In the meantime, I’m adding a sidebar link to Dean’s site. Not because he set up the new blog for me (for which I'm very grateful) but because Dean’s World has been one of my regular reads for a while now, and deserves to be on my sidebar.

If you visit Dean's blog, be sure to check out his recent posts on Frida Kahlo and Leni Riefenstahl; there are some great images and lots of discussion in the comments.

Now, if you’ll excuse me, I’m going to go and stare enchantedly at my new blogsite.

October 21, 2003

DoS attacks continue

Joe Katzman at Winds of Change has extensive information on the denial of service attacks that have been hitting Hosting Matters and affecting a lot of blogs, including a few I link to on my sidebar.

Hang on in there guys, it sounds like there’s more on the way.

Swiss watch

The recent performance of Christoph Blocher’s party, the SVP, in the Swiss federal elections has caused quite a stir in some quarters.

Here’s how the BBC reported the story, in an article headlined “Swiss right in political avalanche”.

The far-right Swiss People's Party (SVP) has won the biggest share of the vote in parliamentary elections, throwing a decades-old system of consensus government into turmoil.
Francois Brutsch at Un Swissroll thinks the imedia are making too much of it and provides some background to the Swiss system, as well as an alternative perspective.

The Swiss political system is so stable that even the smallest landslide can seem like an earthquake. So it is with the performance of Christoph Blocher’s party in this weekend’s elections: beforehand the party controlled less than a quarter of the seats in the Lower House, it now controls little more than a quarter of them, but when the media and the pundits have nothing else to chew on, they feed on themselves.
Warning! My French is lousy, and that’s a quick and very loose translation from the original.

**Given instruction A:** Please explain, in one to three sentences, why the blog excerpt says the author is adding a sidebar link to Dean's site.
The blog excerpt and the listing are unrelated to each other.

**Exercise materials:**

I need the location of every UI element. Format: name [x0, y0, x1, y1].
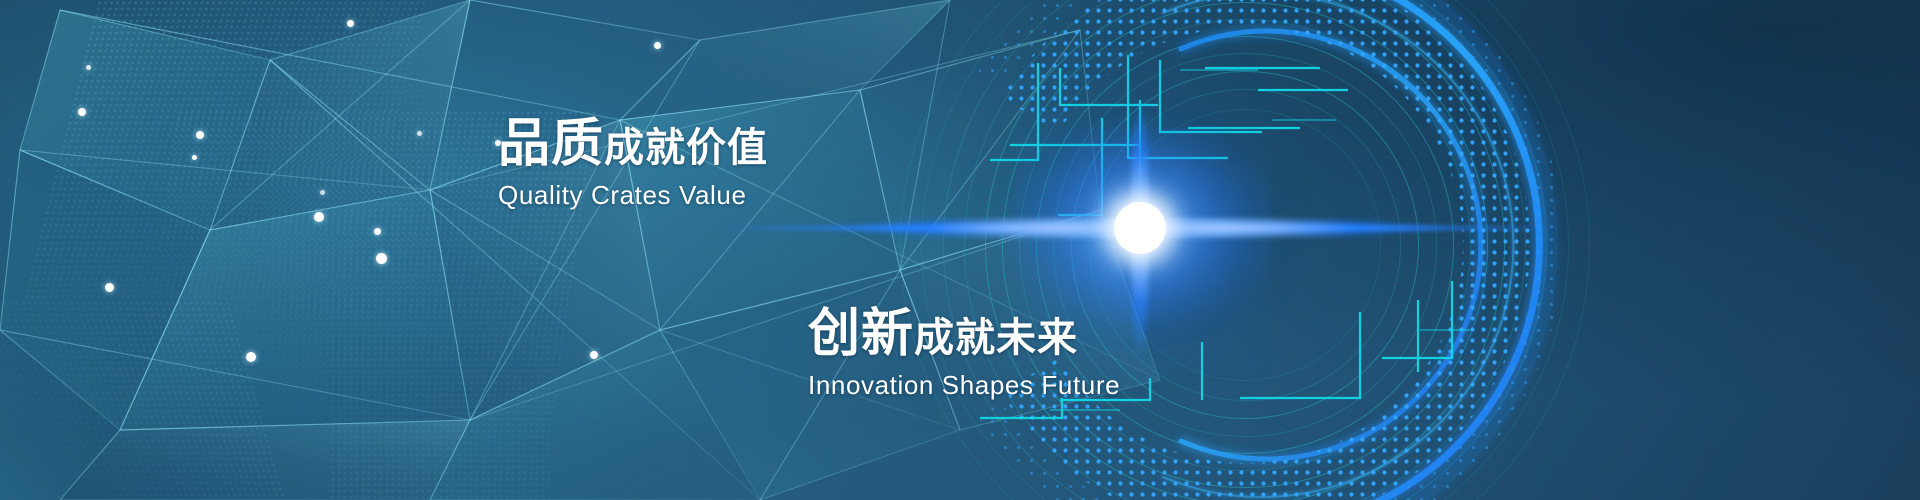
circuit-traces — [0, 0, 1920, 500]
slogan-innovation: 创新成就未来 Innovation Shapes Future — [808, 308, 1120, 401]
slogan-quality-cn-strong: 品质 — [498, 114, 604, 174]
slogan-quality-cn-light: 成就价值 — [604, 125, 768, 171]
flare-core — [1114, 202, 1166, 254]
slogan-innovation-english: Innovation Shapes Future — [808, 370, 1120, 401]
slogan-innovation-chinese: 创新成就未来 — [808, 308, 1120, 360]
slogan-quality-chinese: 品质成就价值 — [498, 118, 768, 170]
hero-banner: 品质成就价值 Quality Crates Value 创新成就未来 Innov… — [0, 0, 1920, 500]
slogan-innovation-cn-light: 成就未来 — [914, 315, 1078, 361]
slogan-quality-english: Quality Crates Value — [498, 180, 768, 211]
slogan-innovation-cn-strong: 创新 — [808, 304, 914, 364]
slogan-quality: 品质成就价值 Quality Crates Value — [498, 118, 768, 211]
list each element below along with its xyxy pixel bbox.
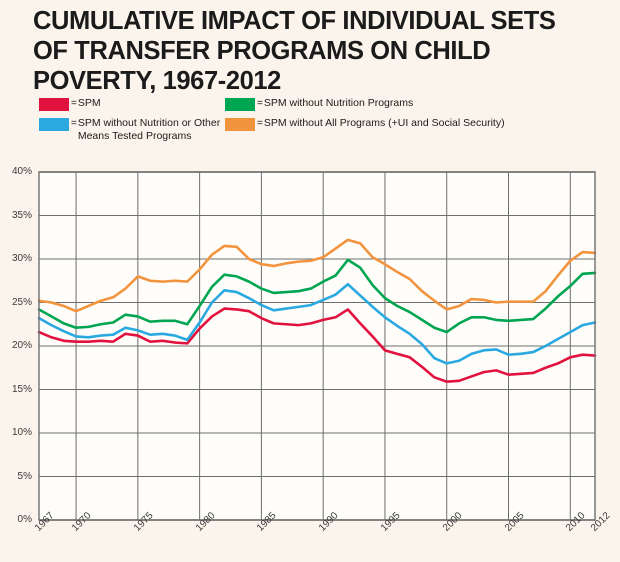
y-tick-label: 10% [0,427,32,438]
y-tick-label: 35% [0,210,32,221]
y-tick-label: 0% [0,514,32,525]
y-tick-label: 20% [0,340,32,351]
chart-svg [0,0,620,562]
chart-plot-area: 0%5%10%15%20%25%30%35%40% 19671970197519… [0,0,620,562]
y-tick-label: 25% [0,297,32,308]
y-tick-label: 15% [0,384,32,395]
y-tick-label: 40% [0,166,32,177]
y-tick-label: 30% [0,253,32,264]
chart-page: Cumulative Impact of Individual Sets of … [0,0,620,562]
y-tick-label: 5% [0,471,32,482]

**Given instruction B:** In the listing, swap "chart-svg" for "chart-vector" in the lines from the one holding "y-tick-label: 10% [0,427,32,438]" through the end of the listing, inclusive. Give back only those lines, with nothing else changed.

**Worked answer A:** The author is adding the link because Dean's World has been one of the author's regular reads for a while and deserves a place on the sidebar. The link is not there because Dean set up the new blog, although the author is grateful for that.

**Worked answer B:**
y-tick-label: 10% [0,427,32,438]
y-tick-label: 35% [0,210,32,221]
y-tick-label: 0% [0,514,32,525]
y-tick-label: 20% [0,340,32,351]
chart-vector [0,0,620,562]
chart-plot-area: 0%5%10%15%20%25%30%35%40% 19671970197519… [0,0,620,562]
y-tick-label: 25% [0,297,32,308]
y-tick-label: 15% [0,384,32,395]
y-tick-label: 40% [0,166,32,177]
y-tick-label: 30% [0,253,32,264]
chart-page: Cumulative Impact of Individual Sets of … [0,0,620,562]
y-tick-label: 5% [0,471,32,482]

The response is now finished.